◆ Source records:
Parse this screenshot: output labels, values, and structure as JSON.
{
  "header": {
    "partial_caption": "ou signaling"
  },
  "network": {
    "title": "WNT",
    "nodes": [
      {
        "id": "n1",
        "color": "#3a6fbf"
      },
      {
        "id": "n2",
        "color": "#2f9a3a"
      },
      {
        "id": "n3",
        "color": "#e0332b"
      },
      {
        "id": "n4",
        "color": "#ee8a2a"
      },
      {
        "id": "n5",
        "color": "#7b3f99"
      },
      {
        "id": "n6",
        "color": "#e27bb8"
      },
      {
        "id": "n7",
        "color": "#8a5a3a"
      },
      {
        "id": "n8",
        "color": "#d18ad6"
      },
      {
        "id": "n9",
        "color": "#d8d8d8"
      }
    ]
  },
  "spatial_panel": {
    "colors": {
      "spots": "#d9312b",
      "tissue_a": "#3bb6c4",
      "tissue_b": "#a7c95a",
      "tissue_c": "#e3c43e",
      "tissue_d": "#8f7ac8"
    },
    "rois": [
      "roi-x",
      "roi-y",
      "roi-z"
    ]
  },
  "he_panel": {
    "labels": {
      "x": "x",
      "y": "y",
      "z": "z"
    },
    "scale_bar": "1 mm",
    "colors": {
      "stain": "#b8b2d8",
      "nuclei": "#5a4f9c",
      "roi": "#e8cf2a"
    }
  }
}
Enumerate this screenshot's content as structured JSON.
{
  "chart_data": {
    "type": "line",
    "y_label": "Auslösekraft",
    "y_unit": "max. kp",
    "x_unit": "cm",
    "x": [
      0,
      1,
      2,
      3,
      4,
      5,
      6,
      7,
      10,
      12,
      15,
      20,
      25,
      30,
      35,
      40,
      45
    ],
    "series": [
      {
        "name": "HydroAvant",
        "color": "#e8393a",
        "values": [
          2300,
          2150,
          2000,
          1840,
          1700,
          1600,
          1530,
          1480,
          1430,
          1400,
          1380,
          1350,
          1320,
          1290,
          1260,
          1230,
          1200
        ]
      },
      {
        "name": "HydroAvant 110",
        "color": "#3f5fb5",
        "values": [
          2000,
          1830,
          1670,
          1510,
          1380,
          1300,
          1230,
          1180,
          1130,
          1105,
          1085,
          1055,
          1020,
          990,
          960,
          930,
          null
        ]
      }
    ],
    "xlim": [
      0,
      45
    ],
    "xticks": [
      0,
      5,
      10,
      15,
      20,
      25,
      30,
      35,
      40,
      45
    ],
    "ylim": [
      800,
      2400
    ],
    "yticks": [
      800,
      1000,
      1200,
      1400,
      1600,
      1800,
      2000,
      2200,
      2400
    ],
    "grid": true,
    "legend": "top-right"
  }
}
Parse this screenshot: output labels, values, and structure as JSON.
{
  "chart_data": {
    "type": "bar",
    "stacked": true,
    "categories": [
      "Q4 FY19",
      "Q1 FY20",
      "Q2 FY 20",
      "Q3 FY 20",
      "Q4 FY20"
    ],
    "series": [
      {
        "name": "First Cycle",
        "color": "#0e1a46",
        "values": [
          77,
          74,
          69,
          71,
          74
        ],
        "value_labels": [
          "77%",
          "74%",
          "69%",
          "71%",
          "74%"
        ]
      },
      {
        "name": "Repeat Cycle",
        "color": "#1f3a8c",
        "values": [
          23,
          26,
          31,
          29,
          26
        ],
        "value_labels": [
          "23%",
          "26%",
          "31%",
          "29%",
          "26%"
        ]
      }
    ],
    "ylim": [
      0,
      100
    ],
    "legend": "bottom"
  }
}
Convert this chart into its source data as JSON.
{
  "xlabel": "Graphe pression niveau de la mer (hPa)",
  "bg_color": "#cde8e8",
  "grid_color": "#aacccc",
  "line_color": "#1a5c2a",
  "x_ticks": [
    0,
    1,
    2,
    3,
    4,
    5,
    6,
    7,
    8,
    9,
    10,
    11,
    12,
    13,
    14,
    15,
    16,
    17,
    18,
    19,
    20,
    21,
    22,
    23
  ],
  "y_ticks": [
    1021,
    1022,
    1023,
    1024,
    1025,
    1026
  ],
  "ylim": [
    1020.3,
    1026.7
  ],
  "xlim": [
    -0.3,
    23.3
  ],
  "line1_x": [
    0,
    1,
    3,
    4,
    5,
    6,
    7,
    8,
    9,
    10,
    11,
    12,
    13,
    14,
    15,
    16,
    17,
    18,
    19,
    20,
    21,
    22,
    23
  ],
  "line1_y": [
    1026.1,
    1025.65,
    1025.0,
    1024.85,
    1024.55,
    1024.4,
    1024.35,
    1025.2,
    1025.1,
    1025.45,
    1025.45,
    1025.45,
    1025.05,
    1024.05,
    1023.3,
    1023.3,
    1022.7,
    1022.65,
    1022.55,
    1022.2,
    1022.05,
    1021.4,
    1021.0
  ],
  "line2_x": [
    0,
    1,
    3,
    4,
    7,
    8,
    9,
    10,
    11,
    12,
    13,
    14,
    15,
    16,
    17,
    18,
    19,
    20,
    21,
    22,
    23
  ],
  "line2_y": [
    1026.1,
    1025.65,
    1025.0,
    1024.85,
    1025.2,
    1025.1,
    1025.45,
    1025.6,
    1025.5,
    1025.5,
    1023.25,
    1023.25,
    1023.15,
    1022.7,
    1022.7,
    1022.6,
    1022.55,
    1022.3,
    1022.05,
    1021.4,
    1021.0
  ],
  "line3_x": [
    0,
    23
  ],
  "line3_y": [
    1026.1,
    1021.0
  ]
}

◆ WRITTEN INSTRUCTION:
In this exercise, repeat all entries exactly.

◆ THE RESPONSE:
Parse this screenshot: output labels, values, and structure as JSON.
{
  "header": {
    "partial_caption": "ou signaling"
  },
  "network": {
    "title": "WNT",
    "nodes": [
      {
        "id": "n1",
        "color": "#3a6fbf"
      },
      {
        "id": "n2",
        "color": "#2f9a3a"
      },
      {
        "id": "n3",
        "color": "#e0332b"
      },
      {
        "id": "n4",
        "color": "#ee8a2a"
      },
      {
        "id": "n5",
        "color": "#7b3f99"
      },
      {
        "id": "n6",
        "color": "#e27bb8"
      },
      {
        "id": "n7",
        "color": "#8a5a3a"
      },
      {
        "id": "n8",
        "color": "#d18ad6"
      },
      {
        "id": "n9",
        "color": "#d8d8d8"
      }
    ]
  },
  "spatial_panel": {
    "colors": {
      "spots": "#d9312b",
      "tissue_a": "#3bb6c4",
      "tissue_b": "#a7c95a",
      "tissue_c": "#e3c43e",
      "tissue_d": "#8f7ac8"
    },
    "rois": [
      "roi-x",
      "roi-y",
      "roi-z"
    ]
  },
  "he_panel": {
    "labels": {
      "x": "x",
      "y": "y",
      "z": "z"
    },
    "scale_bar": "1 mm",
    "colors": {
      "stain": "#b8b2d8",
      "nuclei": "#5a4f9c",
      "roi": "#e8cf2a"
    }
  }
}
Enumerate this screenshot's content as structured JSON.
{
  "chart_data": {
    "type": "line",
    "y_label": "Auslösekraft",
    "y_unit": "max. kp",
    "x_unit": "cm",
    "x": [
      0,
      1,
      2,
      3,
      4,
      5,
      6,
      7,
      10,
      12,
      15,
      20,
      25,
      30,
      35,
      40,
      45
    ],
    "series": [
      {
        "name": "HydroAvant",
        "color": "#e8393a",
        "values": [
          2300,
          2150,
          2000,
          1840,
          1700,
          1600,
          1530,
          1480,
          1430,
          1400,
          1380,
          1350,
          1320,
          1290,
          1260,
          1230,
          1200
        ]
      },
      {
        "name": "HydroAvant 110",
        "color": "#3f5fb5",
        "values": [
          2000,
          1830,
          1670,
          1510,
          1380,
          1300,
          1230,
          1180,
          1130,
          1105,
          1085,
          1055,
          1020,
          990,
          960,
          930,
          null
        ]
      }
    ],
    "xlim": [
      0,
      45
    ],
    "xticks": [
      0,
      5,
      10,
      15,
      20,
      25,
      30,
      35,
      40,
      45
    ],
    "ylim": [
      800,
      2400
    ],
    "yticks": [
      800,
      1000,
      1200,
      1400,
      1600,
      1800,
      2000,
      2200,
      2400
    ],
    "grid": true,
    "legend": "top-right"
  }
}
Parse this screenshot: output labels, values, and structure as JSON.
{
  "chart_data": {
    "type": "bar",
    "stacked": true,
    "categories": [
      "Q4 FY19",
      "Q1 FY20",
      "Q2 FY 20",
      "Q3 FY 20",
      "Q4 FY20"
    ],
    "series": [
      {
        "name": "First Cycle",
        "color": "#0e1a46",
        "values": [
          77,
          74,
          69,
          71,
          74
        ],
        "value_labels": [
          "77%",
          "74%",
          "69%",
          "71%",
          "74%"
        ]
      },
      {
        "name": "Repeat Cycle",
        "color": "#1f3a8c",
        "values": [
          23,
          26,
          31,
          29,
          26
        ],
        "value_labels": [
          "23%",
          "26%",
          "31%",
          "29%",
          "26%"
        ]
      }
    ],
    "ylim": [
      0,
      100
    ],
    "legend": "bottom"
  }
}
Convert this chart into its source data as JSON.
{
  "xlabel": "Graphe pression niveau de la mer (hPa)",
  "bg_color": "#cde8e8",
  "grid_color": "#aacccc",
  "line_color": "#1a5c2a",
  "x_ticks": [
    0,
    1,
    2,
    3,
    4,
    5,
    6,
    7,
    8,
    9,
    10,
    11,
    12,
    13,
    14,
    15,
    16,
    17,
    18,
    19,
    20,
    21,
    22,
    23
  ],
  "y_ticks": [
    1021,
    1022,
    1023,
    1024,
    1025,
    1026
  ],
  "ylim": [
    1020.3,
    1026.7
  ],
  "xlim": [
    -0.3,
    23.3
  ],
  "line1_x": [
    0,
    1,
    3,
    4,
    5,
    6,
    7,
    8,
    9,
    10,
    11,
    12,
    13,
    14,
    15,
    16,
    17,
    18,
    19,
    20,
    21,
    22,
    23
  ],
  "line1_y": [
    1026.1,
    1025.65,
    1025.0,
    1024.85,
    1024.55,
    1024.4,
    1024.35,
    1025.2,
    1025.1,
    1025.45,
    1025.45,
    1025.45,
    1025.05,
    1024.05,
    1023.3,
    1023.3,
    1022.7,
    1022.65,
    1022.55,
    1022.2,
    1022.05,
    1021.4,
    1021.0
  ],
  "line2_x": [
    0,
    1,
    3,
    4,
    7,
    8,
    9,
    10,
    11,
    12,
    13,
    14,
    15,
    16,
    17,
    18,
    19,
    20,
    21,
    22,
    23
  ],
  "line2_y": [
    1026.1,
    1025.65,
    1025.0,
    1024.85,
    1025.2,
    1025.1,
    1025.45,
    1025.6,
    1025.5,
    1025.5,
    1023.25,
    1023.25,
    1023.15,
    1022.7,
    1022.7,
    1022.6,
    1022.55,
    1022.3,
    1022.05,
    1021.4,
    1021.0
  ],
  "line3_x": [
    0,
    23
  ],
  "line3_y": [
    1026.1,
    1021.0
  ]
}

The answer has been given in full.